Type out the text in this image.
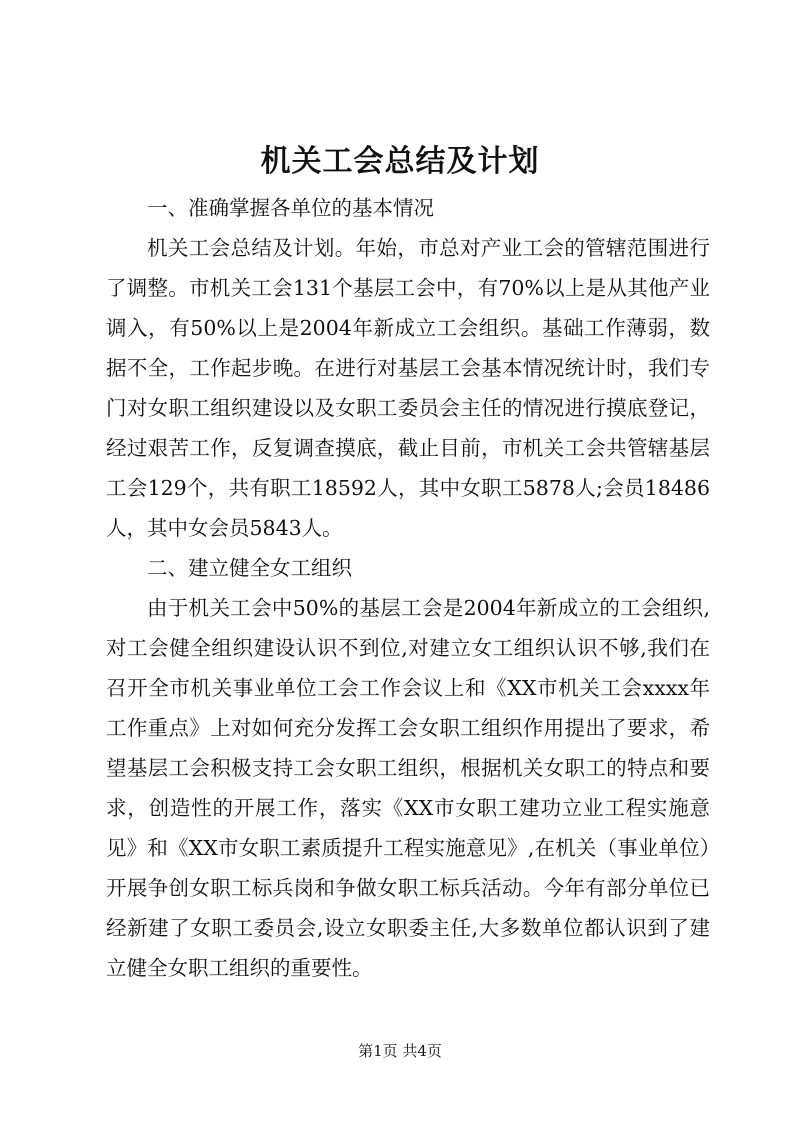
机关工会总结及计划

一、准确掌握各单位的基本情况

机关工会总结及计划。年始，市总对产业工会的管辖范围进行了调整。市机关工会131个基层工会中，有70%以上是从其他产业调入，有50%以上是2004年新成立工会组织。基础工作薄弱，数据不全，工作起步晚。在进行对基层工会基本情况统计时，我们专门对女职工组织建设以及女职工委员会主任的情况进行摸底登记，经过艰苦工作，反复调查摸底，截止目前，市机关工会共管辖基层工会129个，共有职工18592人，其中女职工5878人;会员18486人，其中女会员5843人。

二、建立健全女工组织

由于机关工会中50%的基层工会是2004年新成立的工会组织,对工会健全组织建设认识不到位,对建立女工组织认识不够,我们在召开全市机关事业单位工会工作会议上和《XX市机关工会xxxx年工作重点》上对如何充分发挥工会女职工组织作用提出了要求，希望基层工会积极支持工会女职工组织，根据机关女职工的特点和要求，创造性的开展工作，落实《XX市女职工建功立业工程实施意见》和《XX市女职工素质提升工程实施意见》,在机关（事业单位）开展争创女职工标兵岗和争做女职工标兵活动。今年有部分单位已经新建了女职工委员会,设立女职委主任,大多数单位都认识到了建立健全女职工组织的重要性。

第1页 共4页
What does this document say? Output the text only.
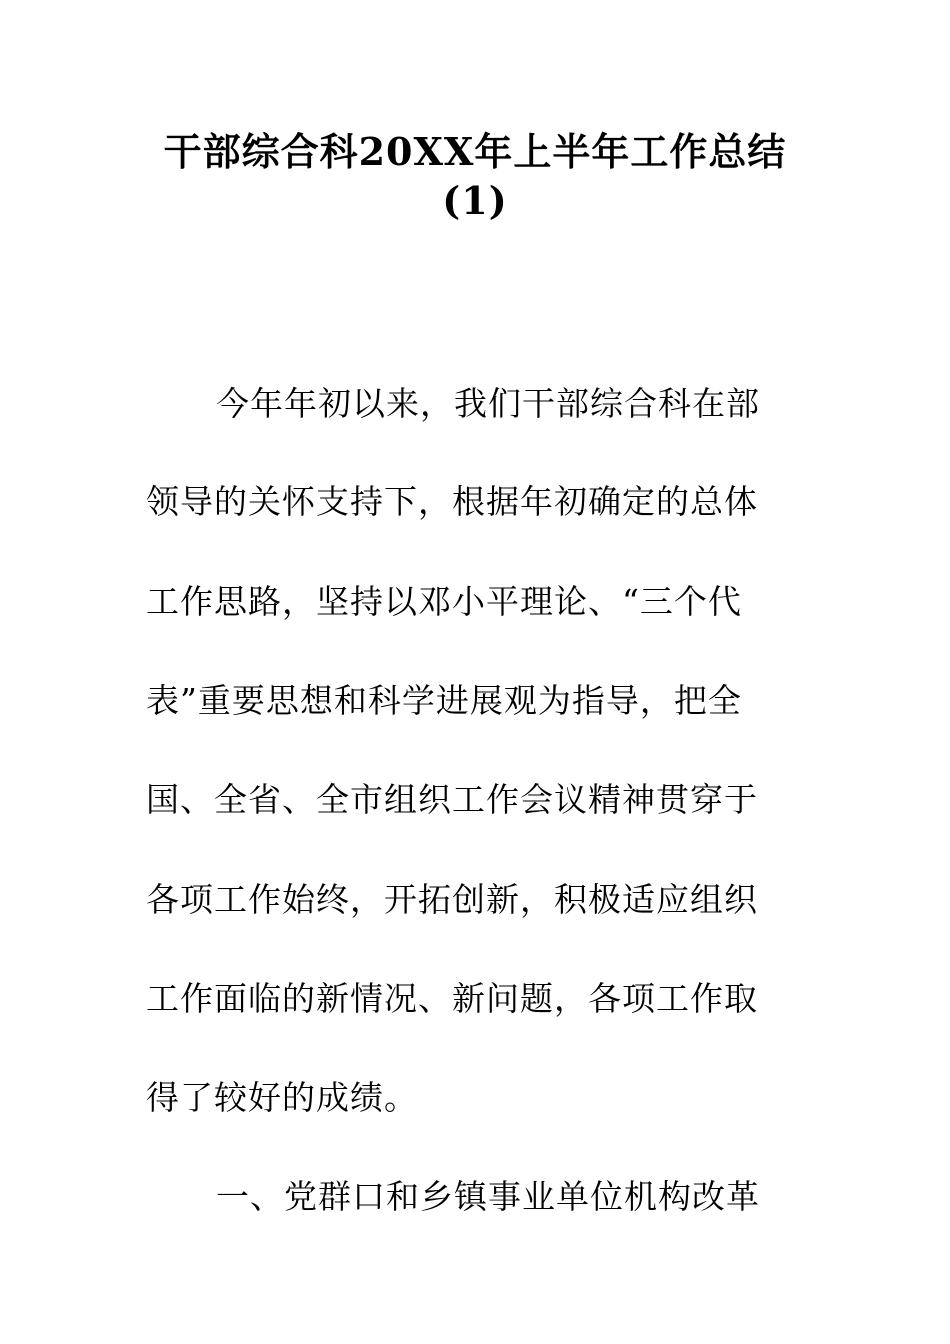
干部综合科20XX年上半年工作总结
(1)
今年年初以来，我们干部综合科在部
领导的关怀支持下，根据年初确定的总体
工作思路，坚持以邓小平理论、“三个代
表”重要思想和科学进展观为指导，把全
国、全省、全市组织工作会议精神贯穿于
各项工作始终，开拓创新，积极适应组织
工作面临的新情况、新问题，各项工作取
得了较好的成绩。
一、党群口和乡镇事业单位机构改革
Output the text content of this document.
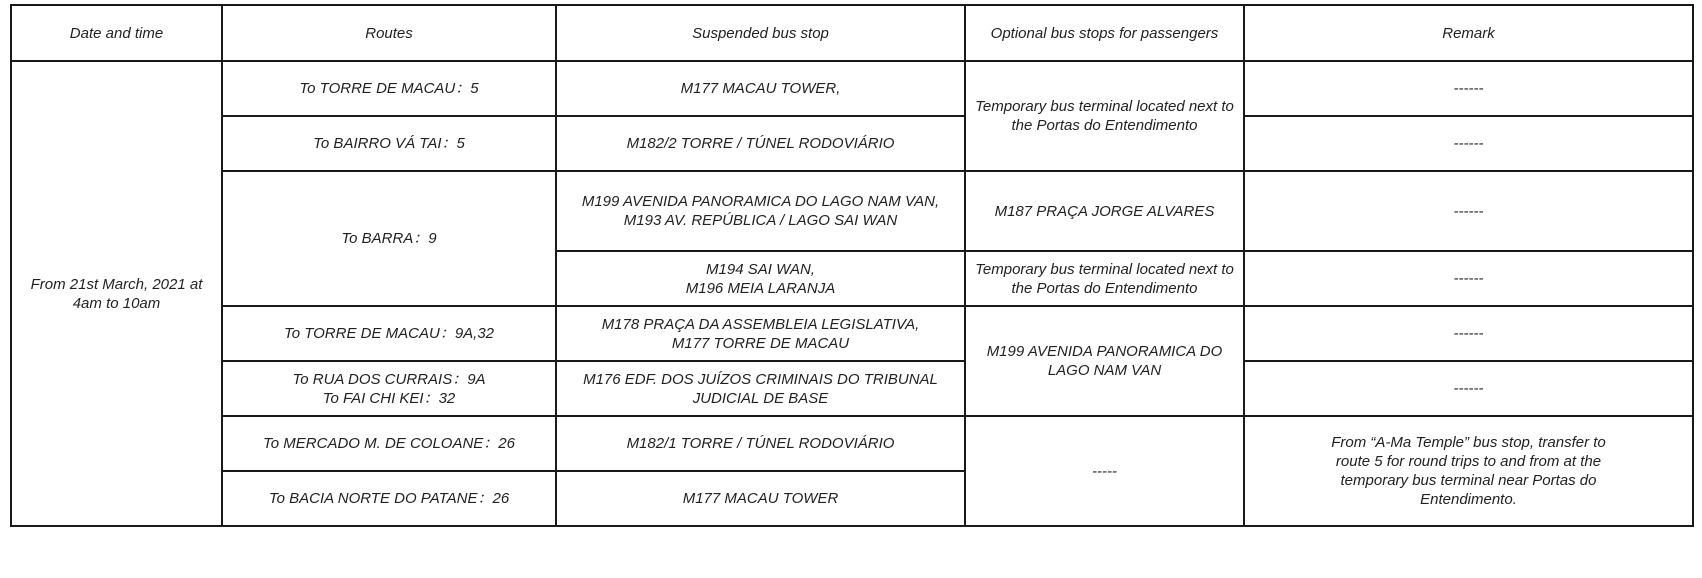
Date and time	Routes	Suspended bus stop	Optional bus stops for passengers	Remark

From 21st March, 2021 at
4am to 10am	To TORRE DE MACAU：5	M177 MACAU TOWER,	Temporary bus terminal located next to
the Portas do Entendimento	------
	To BAIRRO VÁ TAI：5	M182/2 TORRE / TÚNEL RODOVIÁRIO		------
	To BARRA：9	M199 AVENIDA PANORAMICA DO LAGO NAM VAN,
M193 AV. REPÚBLICA / LAGO SAI WAN	M187 PRAÇA JORGE ALVARES	------

		M194 SAI WAN,
M196 MEIA LARANJA	Temporary bus terminal located next to
the Portas do Entendimento	------
	To TORRE DE MACAU：9A,32	M178 PRAÇA DA ASSEMBLEIA LEGISLATIVA,
M177 TORRE DE MACAU	M199 AVENIDA PANORAMICA DO
LAGO NAM VAN	------

	To RUA DOS CURRAIS：9A
To FAI CHI KEI：32	M176 EDF. DOS JUÍZOS CRIMINAIS DO TRIBUNAL
JUDICIAL DE BASE		------
	To MERCADO M. DE COLOANE：26	M182/1 TORRE / TÚNEL RODOVIÁRIO	-----	From “A-Ma Temple” bus stop, transfer to
route 5 for round trips to and from at the
temporary bus terminal near Portas do
Entendimento.

	To BACIA NORTE DO PATANE：26	M177 MACAU TOWER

+-------+

**SHORT TASK**
Write out all the entries exactly, except for the pictures.

**ANSWER**
Type out the text in this image.
机关工会总结及计划

一、准确掌握各单位的基本情况

机关工会总结及计划。年始，市总对产业工会的管辖范围进行了调整。市机关工会131个基层工会中，有70%以上是从其他产业调入，有50%以上是2004年新成立工会组织。基础工作薄弱，数据不全，工作起步晚。在进行对基层工会基本情况统计时，我们专门对女职工组织建设以及女职工委员会主任的情况进行摸底登记，经过艰苦工作，反复调查摸底，截止目前，市机关工会共管辖基层工会129个，共有职工18592人，其中女职工5878人;会员18486人，其中女会员5843人。

二、建立健全女工组织

由于机关工会中50%的基层工会是2004年新成立的工会组织,对工会健全组织建设认识不到位,对建立女工组织认识不够,我们在召开全市机关事业单位工会工作会议上和《XX市机关工会xxxx年工作重点》上对如何充分发挥工会女职工组织作用提出了要求，希望基层工会积极支持工会女职工组织，根据机关女职工的特点和要求，创造性的开展工作，落实《XX市女职工建功立业工程实施意见》和《XX市女职工素质提升工程实施意见》,在机关（事业单位）开展争创女职工标兵岗和争做女职工标兵活动。今年有部分单位已经新建了女职工委员会,设立女职委主任,大多数单位都认识到了建立健全女职工组织的重要性。

第1页 共4页
What does this document say? Output the text only.
干部综合科20XX年上半年工作总结
(1)
今年年初以来，我们干部综合科在部
领导的关怀支持下，根据年初确定的总体
工作思路，坚持以邓小平理论、“三个代
表”重要思想和科学进展观为指导，把全
国、全省、全市组织工作会议精神贯穿于
各项工作始终，开拓创新，积极适应组织
工作面临的新情况、新问题，各项工作取
得了较好的成绩。
一、党群口和乡镇事业单位机构改革
Output the text content of this document.
Date and time	Routes	Suspended bus stop	Optional bus stops for passengers	Remark

From 21st March, 2021 at
4am to 10am	To TORRE DE MACAU：5	M177 MACAU TOWER,	Temporary bus terminal located next to
the Portas do Entendimento	------
	To BAIRRO VÁ TAI：5	M182/2 TORRE / TÚNEL RODOVIÁRIO		------
	To BARRA：9	M199 AVENIDA PANORAMICA DO LAGO NAM VAN,
M193 AV. REPÚBLICA / LAGO SAI WAN	M187 PRAÇA JORGE ALVARES	------

		M194 SAI WAN,
M196 MEIA LARANJA	Temporary bus terminal located next to
the Portas do Entendimento	------
	To TORRE DE MACAU：9A,32	M178 PRAÇA DA ASSEMBLEIA LEGISLATIVA,
M177 TORRE DE MACAU	M199 AVENIDA PANORAMICA DO
LAGO NAM VAN	------

	To RUA DOS CURRAIS：9A
To FAI CHI KEI：32	M176 EDF. DOS JUÍZOS CRIMINAIS DO TRIBUNAL
JUDICIAL DE BASE		------
	To MERCADO M. DE COLOANE：26	M182/1 TORRE / TÚNEL RODOVIÁRIO	-----	From “A-Ma Temple” bus stop, transfer to
route 5 for round trips to and from at the
temporary bus terminal near Portas do
Entendimento.

	To BACIA NORTE DO PATANE：26	M177 MACAU TOWER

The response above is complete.